**DATA PROVIDED:**

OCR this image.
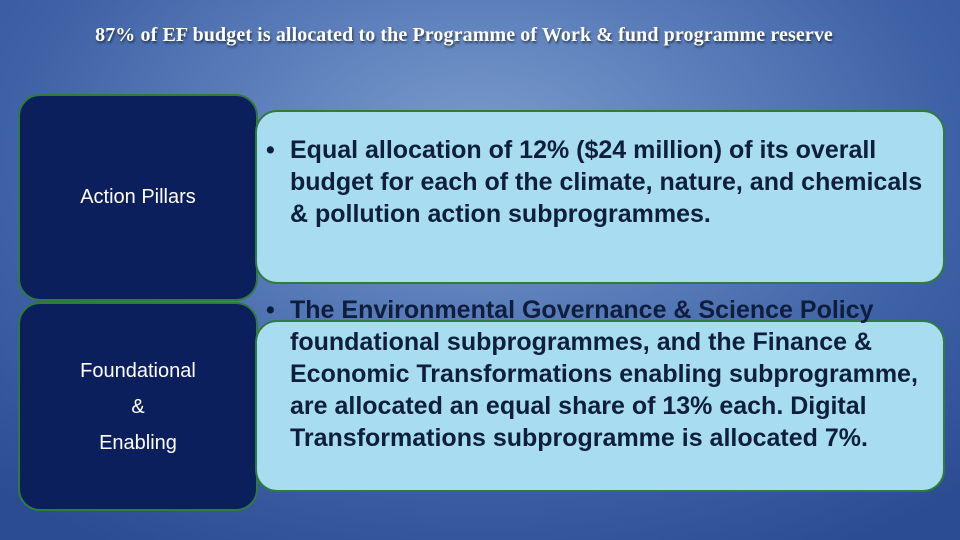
87% of EF budget is allocated to the Programme of Work & fund programme reserve
Action Pillars
Foundational
&
Enabling

• Equal allocation of 12% ($24 million) of its overall budget for each of the climate, nature, and chemicals & pollution action subprogrammes.

• The Environmental Governance & Science Policy foundational subprogrammes, and the Finance & Economic Transformations enabling subprogramme, are allocated an equal share of 13% each. Digital Transformations subprogramme is allocated 7%.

**YOUR OBJECTIVE:** Copy the records exactly as they appear, excluding images.

**COMPLETED TASK:**
OCR this image.
87% of EF budget is allocated to the Programme of Work & fund programme reserve
Action Pillars
Foundational
&
Enabling

• Equal allocation of 12% ($24 million) of its overall budget for each of the climate, nature, and chemicals & pollution action subprogrammes.

• The Environmental Governance & Science Policy foundational subprogrammes, and the Finance & Economic Transformations enabling subprogramme, are allocated an equal share of 13% each. Digital Transformations subprogramme is allocated 7%.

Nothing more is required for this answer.